» Written task
Retype every entry exactly, character for character.

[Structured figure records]
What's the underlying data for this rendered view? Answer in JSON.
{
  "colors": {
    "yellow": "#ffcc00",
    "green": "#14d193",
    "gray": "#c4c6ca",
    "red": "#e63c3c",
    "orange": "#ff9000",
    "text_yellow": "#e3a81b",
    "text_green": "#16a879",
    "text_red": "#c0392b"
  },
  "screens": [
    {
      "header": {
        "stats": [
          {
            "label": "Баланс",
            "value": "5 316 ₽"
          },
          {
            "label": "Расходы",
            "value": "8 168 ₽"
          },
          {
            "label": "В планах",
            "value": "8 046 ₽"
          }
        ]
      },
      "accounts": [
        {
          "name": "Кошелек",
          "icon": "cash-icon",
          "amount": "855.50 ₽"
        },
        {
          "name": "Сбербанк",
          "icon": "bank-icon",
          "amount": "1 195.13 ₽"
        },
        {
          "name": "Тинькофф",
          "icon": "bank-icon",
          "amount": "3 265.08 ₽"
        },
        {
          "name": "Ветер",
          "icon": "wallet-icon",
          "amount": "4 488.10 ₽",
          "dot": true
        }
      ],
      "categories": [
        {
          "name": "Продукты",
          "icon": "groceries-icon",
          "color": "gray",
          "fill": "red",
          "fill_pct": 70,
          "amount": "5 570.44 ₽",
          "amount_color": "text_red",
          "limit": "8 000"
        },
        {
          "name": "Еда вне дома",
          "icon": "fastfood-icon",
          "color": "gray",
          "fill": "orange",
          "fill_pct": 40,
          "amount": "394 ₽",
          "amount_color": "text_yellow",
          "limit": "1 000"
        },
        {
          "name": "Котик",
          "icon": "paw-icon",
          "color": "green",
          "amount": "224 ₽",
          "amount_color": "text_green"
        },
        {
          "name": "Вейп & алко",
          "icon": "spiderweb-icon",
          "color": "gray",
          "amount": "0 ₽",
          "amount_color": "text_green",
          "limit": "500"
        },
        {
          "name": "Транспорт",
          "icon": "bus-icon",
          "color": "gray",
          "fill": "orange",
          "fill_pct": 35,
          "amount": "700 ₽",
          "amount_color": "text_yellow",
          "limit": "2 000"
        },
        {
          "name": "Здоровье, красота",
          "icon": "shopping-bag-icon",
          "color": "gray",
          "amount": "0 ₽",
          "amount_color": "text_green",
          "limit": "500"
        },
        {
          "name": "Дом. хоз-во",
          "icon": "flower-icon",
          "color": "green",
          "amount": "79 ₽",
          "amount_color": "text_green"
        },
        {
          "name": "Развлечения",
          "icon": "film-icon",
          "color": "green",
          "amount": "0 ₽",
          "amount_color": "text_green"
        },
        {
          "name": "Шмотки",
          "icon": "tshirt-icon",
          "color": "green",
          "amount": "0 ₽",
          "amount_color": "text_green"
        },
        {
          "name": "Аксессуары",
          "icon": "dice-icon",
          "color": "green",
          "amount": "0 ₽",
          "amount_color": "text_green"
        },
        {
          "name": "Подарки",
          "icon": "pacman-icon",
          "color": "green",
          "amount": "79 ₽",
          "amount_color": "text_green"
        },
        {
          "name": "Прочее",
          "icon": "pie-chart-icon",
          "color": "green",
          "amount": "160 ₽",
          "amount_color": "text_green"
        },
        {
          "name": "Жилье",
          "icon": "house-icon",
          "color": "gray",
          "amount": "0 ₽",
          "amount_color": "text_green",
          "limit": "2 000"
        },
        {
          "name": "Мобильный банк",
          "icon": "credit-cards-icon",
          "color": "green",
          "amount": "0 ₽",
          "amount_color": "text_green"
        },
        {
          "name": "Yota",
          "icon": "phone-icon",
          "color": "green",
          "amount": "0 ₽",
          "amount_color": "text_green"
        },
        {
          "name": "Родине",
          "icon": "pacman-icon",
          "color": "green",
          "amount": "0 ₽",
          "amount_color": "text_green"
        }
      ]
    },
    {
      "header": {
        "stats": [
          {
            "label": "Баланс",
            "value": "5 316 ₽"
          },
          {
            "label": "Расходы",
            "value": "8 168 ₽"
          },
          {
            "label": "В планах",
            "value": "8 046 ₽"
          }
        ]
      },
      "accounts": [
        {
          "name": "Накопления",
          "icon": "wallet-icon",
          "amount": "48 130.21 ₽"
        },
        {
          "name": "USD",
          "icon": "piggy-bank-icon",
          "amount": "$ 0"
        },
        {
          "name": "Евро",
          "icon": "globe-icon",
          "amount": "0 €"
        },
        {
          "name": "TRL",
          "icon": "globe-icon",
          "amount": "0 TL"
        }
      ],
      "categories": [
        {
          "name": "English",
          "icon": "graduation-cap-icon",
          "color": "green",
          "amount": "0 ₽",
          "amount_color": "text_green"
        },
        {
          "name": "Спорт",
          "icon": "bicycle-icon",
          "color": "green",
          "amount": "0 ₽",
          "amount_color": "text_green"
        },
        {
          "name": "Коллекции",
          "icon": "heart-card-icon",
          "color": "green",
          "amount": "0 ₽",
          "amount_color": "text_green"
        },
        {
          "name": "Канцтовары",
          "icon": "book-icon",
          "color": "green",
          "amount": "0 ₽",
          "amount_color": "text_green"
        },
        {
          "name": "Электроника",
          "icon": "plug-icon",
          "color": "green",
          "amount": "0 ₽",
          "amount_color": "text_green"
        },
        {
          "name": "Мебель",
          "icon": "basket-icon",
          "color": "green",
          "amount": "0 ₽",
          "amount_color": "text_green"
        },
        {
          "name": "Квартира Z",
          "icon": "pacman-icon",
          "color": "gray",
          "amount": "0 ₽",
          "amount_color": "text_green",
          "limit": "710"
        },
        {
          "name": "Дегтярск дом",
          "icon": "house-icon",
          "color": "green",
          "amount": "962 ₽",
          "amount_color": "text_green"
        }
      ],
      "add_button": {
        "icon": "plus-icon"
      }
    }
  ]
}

» Answer to the problem
What's the underlying data for this rendered view? Answer in JSON.
{
  "colors": {
    "yellow": "#ffcc00",
    "green": "#14d193",
    "gray": "#c4c6ca",
    "red": "#e63c3c",
    "orange": "#ff9000",
    "text_yellow": "#e3a81b",
    "text_green": "#16a879",
    "text_red": "#c0392b"
  },
  "screens": [
    {
      "header": {
        "stats": [
          {
            "label": "Баланс",
            "value": "5 316 ₽"
          },
          {
            "label": "Расходы",
            "value": "8 168 ₽"
          },
          {
            "label": "В планах",
            "value": "8 046 ₽"
          }
        ]
      },
      "accounts": [
        {
          "name": "Кошелек",
          "icon": "cash-icon",
          "amount": "855.50 ₽"
        },
        {
          "name": "Сбербанк",
          "icon": "bank-icon",
          "amount": "1 195.13 ₽"
        },
        {
          "name": "Тинькофф",
          "icon": "bank-icon",
          "amount": "3 265.08 ₽"
        },
        {
          "name": "Ветер",
          "icon": "wallet-icon",
          "amount": "4 488.10 ₽",
          "dot": true
        }
      ],
      "categories": [
        {
          "name": "Продукты",
          "icon": "groceries-icon",
          "color": "gray",
          "fill": "red",
          "fill_pct": 70,
          "amount": "5 570.44 ₽",
          "amount_color": "text_red",
          "limit": "8 000"
        },
        {
          "name": "Еда вне дома",
          "icon": "fastfood-icon",
          "color": "gray",
          "fill": "orange",
          "fill_pct": 40,
          "amount": "394 ₽",
          "amount_color": "text_yellow",
          "limit": "1 000"
        },
        {
          "name": "Котик",
          "icon": "paw-icon",
          "color": "green",
          "amount": "224 ₽",
          "amount_color": "text_green"
        },
        {
          "name": "Вейп & алко",
          "icon": "spiderweb-icon",
          "color": "gray",
          "amount": "0 ₽",
          "amount_color": "text_green",
          "limit": "500"
        },
        {
          "name": "Транспорт",
          "icon": "bus-icon",
          "color": "gray",
          "fill": "orange",
          "fill_pct": 35,
          "amount": "700 ₽",
          "amount_color": "text_yellow",
          "limit": "2 000"
        },
        {
          "name": "Здоровье, красота",
          "icon": "shopping-bag-icon",
          "color": "gray",
          "amount": "0 ₽",
          "amount_color": "text_green",
          "limit": "500"
        },
        {
          "name": "Дом. хоз-во",
          "icon": "flower-icon",
          "color": "green",
          "amount": "79 ₽",
          "amount_color": "text_green"
        },
        {
          "name": "Развлечения",
          "icon": "film-icon",
          "color": "green",
          "amount": "0 ₽",
          "amount_color": "text_green"
        },
        {
          "name": "Шмотки",
          "icon": "tshirt-icon",
          "color": "green",
          "amount": "0 ₽",
          "amount_color": "text_green"
        },
        {
          "name": "Аксессуары",
          "icon": "dice-icon",
          "color": "green",
          "amount": "0 ₽",
          "amount_color": "text_green"
        },
        {
          "name": "Подарки",
          "icon": "pacman-icon",
          "color": "green",
          "amount": "79 ₽",
          "amount_color": "text_green"
        },
        {
          "name": "Прочее",
          "icon": "pie-chart-icon",
          "color": "green",
          "amount": "160 ₽",
          "amount_color": "text_green"
        },
        {
          "name": "Жилье",
          "icon": "house-icon",
          "color": "gray",
          "amount": "0 ₽",
          "amount_color": "text_green",
          "limit": "2 000"
        },
        {
          "name": "Мобильный банк",
          "icon": "credit-cards-icon",
          "color": "green",
          "amount": "0 ₽",
          "amount_color": "text_green"
        },
        {
          "name": "Yota",
          "icon": "phone-icon",
          "color": "green",
          "amount": "0 ₽",
          "amount_color": "text_green"
        },
        {
          "name": "Родине",
          "icon": "pacman-icon",
          "color": "green",
          "amount": "0 ₽",
          "amount_color": "text_green"
        }
      ]
    },
    {
      "header": {
        "stats": [
          {
            "label": "Баланс",
            "value": "5 316 ₽"
          },
          {
            "label": "Расходы",
            "value": "8 168 ₽"
          },
          {
            "label": "В планах",
            "value": "8 046 ₽"
          }
        ]
      },
      "accounts": [
        {
          "name": "Накопления",
          "icon": "wallet-icon",
          "amount": "48 130.21 ₽"
        },
        {
          "name": "USD",
          "icon": "piggy-bank-icon",
          "amount": "$ 0"
        },
        {
          "name": "Евро",
          "icon": "globe-icon",
          "amount": "0 €"
        },
        {
          "name": "TRL",
          "icon": "globe-icon",
          "amount": "0 TL"
        }
      ],
      "categories": [
        {
          "name": "English",
          "icon": "graduation-cap-icon",
          "color": "green",
          "amount": "0 ₽",
          "amount_color": "text_green"
        },
        {
          "name": "Спорт",
          "icon": "bicycle-icon",
          "color": "green",
          "amount": "0 ₽",
          "amount_color": "text_green"
        },
        {
          "name": "Коллекции",
          "icon": "heart-card-icon",
          "color": "green",
          "amount": "0 ₽",
          "amount_color": "text_green"
        },
        {
          "name": "Канцтовары",
          "icon": "book-icon",
          "color": "green",
          "amount": "0 ₽",
          "amount_color": "text_green"
        },
        {
          "name": "Электроника",
          "icon": "plug-icon",
          "color": "green",
          "amount": "0 ₽",
          "amount_color": "text_green"
        },
        {
          "name": "Мебель",
          "icon": "basket-icon",
          "color": "green",
          "amount": "0 ₽",
          "amount_color": "text_green"
        },
        {
          "name": "Квартира Z",
          "icon": "pacman-icon",
          "color": "gray",
          "amount": "0 ₽",
          "amount_color": "text_green",
          "limit": "710"
        },
        {
          "name": "Дегтярск дом",
          "icon": "house-icon",
          "color": "green",
          "amount": "962 ₽",
          "amount_color": "text_green"
        }
      ],
      "add_button": {
        "icon": "plus-icon"
      }
    }
  ]
}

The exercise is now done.